:: THE REQUEST ::
Take the data below and repeat it exactly.

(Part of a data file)
--- --- ---

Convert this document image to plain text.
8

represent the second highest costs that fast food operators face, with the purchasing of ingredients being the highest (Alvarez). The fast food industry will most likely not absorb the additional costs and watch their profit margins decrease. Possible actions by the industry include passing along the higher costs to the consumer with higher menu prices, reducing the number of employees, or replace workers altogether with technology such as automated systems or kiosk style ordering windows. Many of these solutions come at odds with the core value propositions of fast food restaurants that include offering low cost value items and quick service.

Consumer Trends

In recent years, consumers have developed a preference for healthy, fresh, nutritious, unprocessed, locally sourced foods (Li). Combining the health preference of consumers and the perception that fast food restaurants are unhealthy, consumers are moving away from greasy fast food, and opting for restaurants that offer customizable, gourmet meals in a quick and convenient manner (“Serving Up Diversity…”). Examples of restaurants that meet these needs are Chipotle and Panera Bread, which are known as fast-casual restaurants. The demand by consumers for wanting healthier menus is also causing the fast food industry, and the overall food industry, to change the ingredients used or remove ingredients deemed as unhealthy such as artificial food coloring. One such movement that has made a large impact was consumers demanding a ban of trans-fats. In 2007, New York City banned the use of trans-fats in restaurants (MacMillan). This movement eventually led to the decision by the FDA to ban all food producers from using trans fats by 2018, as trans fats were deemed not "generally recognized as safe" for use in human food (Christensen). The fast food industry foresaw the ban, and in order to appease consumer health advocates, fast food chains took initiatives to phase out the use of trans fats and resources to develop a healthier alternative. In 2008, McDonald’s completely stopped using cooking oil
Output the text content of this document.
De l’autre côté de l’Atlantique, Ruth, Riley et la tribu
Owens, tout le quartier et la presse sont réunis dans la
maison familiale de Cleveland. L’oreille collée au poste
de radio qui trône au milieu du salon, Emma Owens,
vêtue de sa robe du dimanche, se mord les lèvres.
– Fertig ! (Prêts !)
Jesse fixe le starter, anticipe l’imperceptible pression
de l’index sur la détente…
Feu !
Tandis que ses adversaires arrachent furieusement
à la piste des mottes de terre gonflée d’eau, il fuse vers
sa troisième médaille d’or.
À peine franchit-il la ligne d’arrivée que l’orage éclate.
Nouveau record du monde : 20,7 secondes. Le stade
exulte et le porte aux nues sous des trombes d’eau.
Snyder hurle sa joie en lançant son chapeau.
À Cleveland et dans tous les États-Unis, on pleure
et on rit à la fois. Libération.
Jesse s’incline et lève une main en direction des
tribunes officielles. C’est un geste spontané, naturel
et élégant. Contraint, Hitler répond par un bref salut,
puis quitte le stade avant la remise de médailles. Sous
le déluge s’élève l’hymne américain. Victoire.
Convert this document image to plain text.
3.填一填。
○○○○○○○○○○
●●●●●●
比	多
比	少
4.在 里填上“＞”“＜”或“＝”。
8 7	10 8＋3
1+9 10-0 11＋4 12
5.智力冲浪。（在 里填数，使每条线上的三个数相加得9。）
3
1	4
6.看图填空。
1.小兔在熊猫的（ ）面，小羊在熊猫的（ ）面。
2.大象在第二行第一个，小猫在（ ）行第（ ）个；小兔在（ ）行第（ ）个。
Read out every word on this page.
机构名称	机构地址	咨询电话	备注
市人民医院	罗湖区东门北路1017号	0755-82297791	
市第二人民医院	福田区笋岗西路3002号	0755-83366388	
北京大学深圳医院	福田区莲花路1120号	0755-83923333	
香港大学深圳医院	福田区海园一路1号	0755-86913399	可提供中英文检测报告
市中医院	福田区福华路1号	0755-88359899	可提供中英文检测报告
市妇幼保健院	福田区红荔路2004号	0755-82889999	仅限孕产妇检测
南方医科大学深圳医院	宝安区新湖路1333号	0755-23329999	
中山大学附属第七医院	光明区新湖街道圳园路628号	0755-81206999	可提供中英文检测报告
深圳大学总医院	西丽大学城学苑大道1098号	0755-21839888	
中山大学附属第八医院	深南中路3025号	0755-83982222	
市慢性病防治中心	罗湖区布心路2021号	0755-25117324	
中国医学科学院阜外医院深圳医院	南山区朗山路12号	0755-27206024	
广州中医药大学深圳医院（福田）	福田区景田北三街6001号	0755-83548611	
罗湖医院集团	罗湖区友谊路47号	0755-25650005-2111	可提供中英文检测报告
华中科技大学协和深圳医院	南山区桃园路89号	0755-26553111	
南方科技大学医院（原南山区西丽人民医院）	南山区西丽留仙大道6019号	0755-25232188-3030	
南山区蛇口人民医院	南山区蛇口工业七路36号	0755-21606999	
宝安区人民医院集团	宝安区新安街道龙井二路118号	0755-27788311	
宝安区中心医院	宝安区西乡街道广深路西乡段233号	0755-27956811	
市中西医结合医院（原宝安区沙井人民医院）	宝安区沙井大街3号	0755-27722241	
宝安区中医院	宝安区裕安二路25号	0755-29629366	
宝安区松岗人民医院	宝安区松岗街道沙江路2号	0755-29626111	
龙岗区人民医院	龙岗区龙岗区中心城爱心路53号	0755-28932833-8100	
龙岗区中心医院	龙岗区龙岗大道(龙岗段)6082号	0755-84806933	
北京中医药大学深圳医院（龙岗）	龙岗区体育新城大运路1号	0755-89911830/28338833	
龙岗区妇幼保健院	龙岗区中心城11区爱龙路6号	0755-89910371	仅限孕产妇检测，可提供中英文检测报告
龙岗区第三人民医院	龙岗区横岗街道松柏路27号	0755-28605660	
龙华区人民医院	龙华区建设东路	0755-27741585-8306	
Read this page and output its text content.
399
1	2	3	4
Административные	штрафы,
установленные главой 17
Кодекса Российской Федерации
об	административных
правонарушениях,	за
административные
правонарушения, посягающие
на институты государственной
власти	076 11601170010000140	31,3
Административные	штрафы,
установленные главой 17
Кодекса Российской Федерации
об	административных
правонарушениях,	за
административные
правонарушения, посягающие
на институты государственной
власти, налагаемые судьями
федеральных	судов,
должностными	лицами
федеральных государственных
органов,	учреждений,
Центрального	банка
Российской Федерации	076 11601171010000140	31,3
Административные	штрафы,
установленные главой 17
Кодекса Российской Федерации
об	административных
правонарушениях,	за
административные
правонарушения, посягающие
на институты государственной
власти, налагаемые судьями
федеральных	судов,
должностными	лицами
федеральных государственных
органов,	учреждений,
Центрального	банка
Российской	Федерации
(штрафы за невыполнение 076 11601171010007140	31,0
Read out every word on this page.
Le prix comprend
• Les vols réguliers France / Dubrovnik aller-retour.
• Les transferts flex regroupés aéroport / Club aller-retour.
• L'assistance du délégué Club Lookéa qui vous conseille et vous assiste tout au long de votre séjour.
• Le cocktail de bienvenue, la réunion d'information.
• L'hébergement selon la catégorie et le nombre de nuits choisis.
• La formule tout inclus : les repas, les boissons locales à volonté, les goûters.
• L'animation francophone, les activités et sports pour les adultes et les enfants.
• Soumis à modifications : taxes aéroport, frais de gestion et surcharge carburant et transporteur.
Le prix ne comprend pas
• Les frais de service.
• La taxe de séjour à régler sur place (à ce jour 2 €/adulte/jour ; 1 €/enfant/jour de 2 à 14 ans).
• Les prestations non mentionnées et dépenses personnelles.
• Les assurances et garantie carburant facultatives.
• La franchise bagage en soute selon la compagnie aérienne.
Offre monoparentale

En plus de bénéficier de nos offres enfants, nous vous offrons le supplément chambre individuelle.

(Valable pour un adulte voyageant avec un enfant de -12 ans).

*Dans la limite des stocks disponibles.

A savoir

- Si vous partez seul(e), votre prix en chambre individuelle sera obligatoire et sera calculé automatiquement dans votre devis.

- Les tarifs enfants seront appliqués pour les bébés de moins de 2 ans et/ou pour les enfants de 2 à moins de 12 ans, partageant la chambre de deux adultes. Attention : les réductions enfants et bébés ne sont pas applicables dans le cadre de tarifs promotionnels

--- --- ---

:: EXPECTED OUTPUT ::
Convert this document image to plain text.
8

represent the second highest costs that fast food operators face, with the purchasing of ingredients being the highest (Alvarez). The fast food industry will most likely not absorb the additional costs and watch their profit margins decrease. Possible actions by the industry include passing along the higher costs to the consumer with higher menu prices, reducing the number of employees, or replace workers altogether with technology such as automated systems or kiosk style ordering windows. Many of these solutions come at odds with the core value propositions of fast food restaurants that include offering low cost value items and quick service.

Consumer Trends

In recent years, consumers have developed a preference for healthy, fresh, nutritious, unprocessed, locally sourced foods (Li). Combining the health preference of consumers and the perception that fast food restaurants are unhealthy, consumers are moving away from greasy fast food, and opting for restaurants that offer customizable, gourmet meals in a quick and convenient manner (“Serving Up Diversity…”). Examples of restaurants that meet these needs are Chipotle and Panera Bread, which are known as fast-casual restaurants. The demand by consumers for wanting healthier menus is also causing the fast food industry, and the overall food industry, to change the ingredients used or remove ingredients deemed as unhealthy such as artificial food coloring. One such movement that has made a large impact was consumers demanding a ban of trans-fats. In 2007, New York City banned the use of trans-fats in restaurants (MacMillan). This movement eventually led to the decision by the FDA to ban all food producers from using trans fats by 2018, as trans fats were deemed not "generally recognized as safe" for use in human food (Christensen). The fast food industry foresaw the ban, and in order to appease consumer health advocates, fast food chains took initiatives to phase out the use of trans fats and resources to develop a healthier alternative. In 2008, McDonald’s completely stopped using cooking oil
Output the text content of this document.
De l’autre côté de l’Atlantique, Ruth, Riley et la tribu
Owens, tout le quartier et la presse sont réunis dans la
maison familiale de Cleveland. L’oreille collée au poste
de radio qui trône au milieu du salon, Emma Owens,
vêtue de sa robe du dimanche, se mord les lèvres.
– Fertig ! (Prêts !)
Jesse fixe le starter, anticipe l’imperceptible pression
de l’index sur la détente…
Feu !
Tandis que ses adversaires arrachent furieusement
à la piste des mottes de terre gonflée d’eau, il fuse vers
sa troisième médaille d’or.
À peine franchit-il la ligne d’arrivée que l’orage éclate.
Nouveau record du monde : 20,7 secondes. Le stade
exulte et le porte aux nues sous des trombes d’eau.
Snyder hurle sa joie en lançant son chapeau.
À Cleveland et dans tous les États-Unis, on pleure
et on rit à la fois. Libération.
Jesse s’incline et lève une main en direction des
tribunes officielles. C’est un geste spontané, naturel
et élégant. Contraint, Hitler répond par un bref salut,
puis quitte le stade avant la remise de médailles. Sous
le déluge s’élève l’hymne américain. Victoire.
Convert this document image to plain text.
3.填一填。
○○○○○○○○○○
●●●●●●
比	多
比	少
4.在 里填上“＞”“＜”或“＝”。
8 7	10 8＋3
1+9 10-0 11＋4 12
5.智力冲浪。（在 里填数，使每条线上的三个数相加得9。）
3
1	4
6.看图填空。
1.小兔在熊猫的（ ）面，小羊在熊猫的（ ）面。
2.大象在第二行第一个，小猫在（ ）行第（ ）个；小兔在（ ）行第（ ）个。
Read out every word on this page.
机构名称	机构地址	咨询电话	备注
市人民医院	罗湖区东门北路1017号	0755-82297791	
市第二人民医院	福田区笋岗西路3002号	0755-83366388	
北京大学深圳医院	福田区莲花路1120号	0755-83923333	
香港大学深圳医院	福田区海园一路1号	0755-86913399	可提供中英文检测报告
市中医院	福田区福华路1号	0755-88359899	可提供中英文检测报告
市妇幼保健院	福田区红荔路2004号	0755-82889999	仅限孕产妇检测
南方医科大学深圳医院	宝安区新湖路1333号	0755-23329999	
中山大学附属第七医院	光明区新湖街道圳园路628号	0755-81206999	可提供中英文检测报告
深圳大学总医院	西丽大学城学苑大道1098号	0755-21839888	
中山大学附属第八医院	深南中路3025号	0755-83982222	
市慢性病防治中心	罗湖区布心路2021号	0755-25117324	
中国医学科学院阜外医院深圳医院	南山区朗山路12号	0755-27206024	
广州中医药大学深圳医院（福田）	福田区景田北三街6001号	0755-83548611	
罗湖医院集团	罗湖区友谊路47号	0755-25650005-2111	可提供中英文检测报告
华中科技大学协和深圳医院	南山区桃园路89号	0755-26553111	
南方科技大学医院（原南山区西丽人民医院）	南山区西丽留仙大道6019号	0755-25232188-3030	
南山区蛇口人民医院	南山区蛇口工业七路36号	0755-21606999	
宝安区人民医院集团	宝安区新安街道龙井二路118号	0755-27788311	
宝安区中心医院	宝安区西乡街道广深路西乡段233号	0755-27956811	
市中西医结合医院（原宝安区沙井人民医院）	宝安区沙井大街3号	0755-27722241	
宝安区中医院	宝安区裕安二路25号	0755-29629366	
宝安区松岗人民医院	宝安区松岗街道沙江路2号	0755-29626111	
龙岗区人民医院	龙岗区龙岗区中心城爱心路53号	0755-28932833-8100	
龙岗区中心医院	龙岗区龙岗大道(龙岗段)6082号	0755-84806933	
北京中医药大学深圳医院（龙岗）	龙岗区体育新城大运路1号	0755-89911830/28338833	
龙岗区妇幼保健院	龙岗区中心城11区爱龙路6号	0755-89910371	仅限孕产妇检测，可提供中英文检测报告
龙岗区第三人民医院	龙岗区横岗街道松柏路27号	0755-28605660	
龙华区人民医院	龙华区建设东路	0755-27741585-8306	
Read this page and output its text content.
399
1	2	3	4
Административные	штрафы,
установленные главой 17
Кодекса Российской Федерации
об	административных
правонарушениях,	за
административные
правонарушения, посягающие
на институты государственной
власти	076 11601170010000140	31,3
Административные	штрафы,
установленные главой 17
Кодекса Российской Федерации
об	административных
правонарушениях,	за
административные
правонарушения, посягающие
на институты государственной
власти, налагаемые судьями
федеральных	судов,
должностными	лицами
федеральных государственных
органов,	учреждений,
Центрального	банка
Российской Федерации	076 11601171010000140	31,3
Административные	штрафы,
установленные главой 17
Кодекса Российской Федерации
об	административных
правонарушениях,	за
административные
правонарушения, посягающие
на институты государственной
власти, налагаемые судьями
федеральных	судов,
должностными	лицами
федеральных государственных
органов,	учреждений,
Центрального	банка
Российской	Федерации
(штрафы за невыполнение 076 11601171010007140	31,0
Read out every word on this page.
Le prix comprend
• Les vols réguliers France / Dubrovnik aller-retour.
• Les transferts flex regroupés aéroport / Club aller-retour.
• L'assistance du délégué Club Lookéa qui vous conseille et vous assiste tout au long de votre séjour.
• Le cocktail de bienvenue, la réunion d'information.
• L'hébergement selon la catégorie et le nombre de nuits choisis.
• La formule tout inclus : les repas, les boissons locales à volonté, les goûters.
• L'animation francophone, les activités et sports pour les adultes et les enfants.
• Soumis à modifications : taxes aéroport, frais de gestion et surcharge carburant et transporteur.
Le prix ne comprend pas
• Les frais de service.
• La taxe de séjour à régler sur place (à ce jour 2 €/adulte/jour ; 1 €/enfant/jour de 2 à 14 ans).
• Les prestations non mentionnées et dépenses personnelles.
• Les assurances et garantie carburant facultatives.
• La franchise bagage en soute selon la compagnie aérienne.
Offre monoparentale

En plus de bénéficier de nos offres enfants, nous vous offrons le supplément chambre individuelle.

(Valable pour un adulte voyageant avec un enfant de -12 ans).

*Dans la limite des stocks disponibles.

A savoir

- Si vous partez seul(e), votre prix en chambre individuelle sera obligatoire et sera calculé automatiquement dans votre devis.

- Les tarifs enfants seront appliqués pour les bébés de moins de 2 ans et/ou pour les enfants de 2 à moins de 12 ans, partageant la chambre de deux adultes. Attention : les réductions enfants et bébés ne sont pas applicables dans le cadre de tarifs promotionnels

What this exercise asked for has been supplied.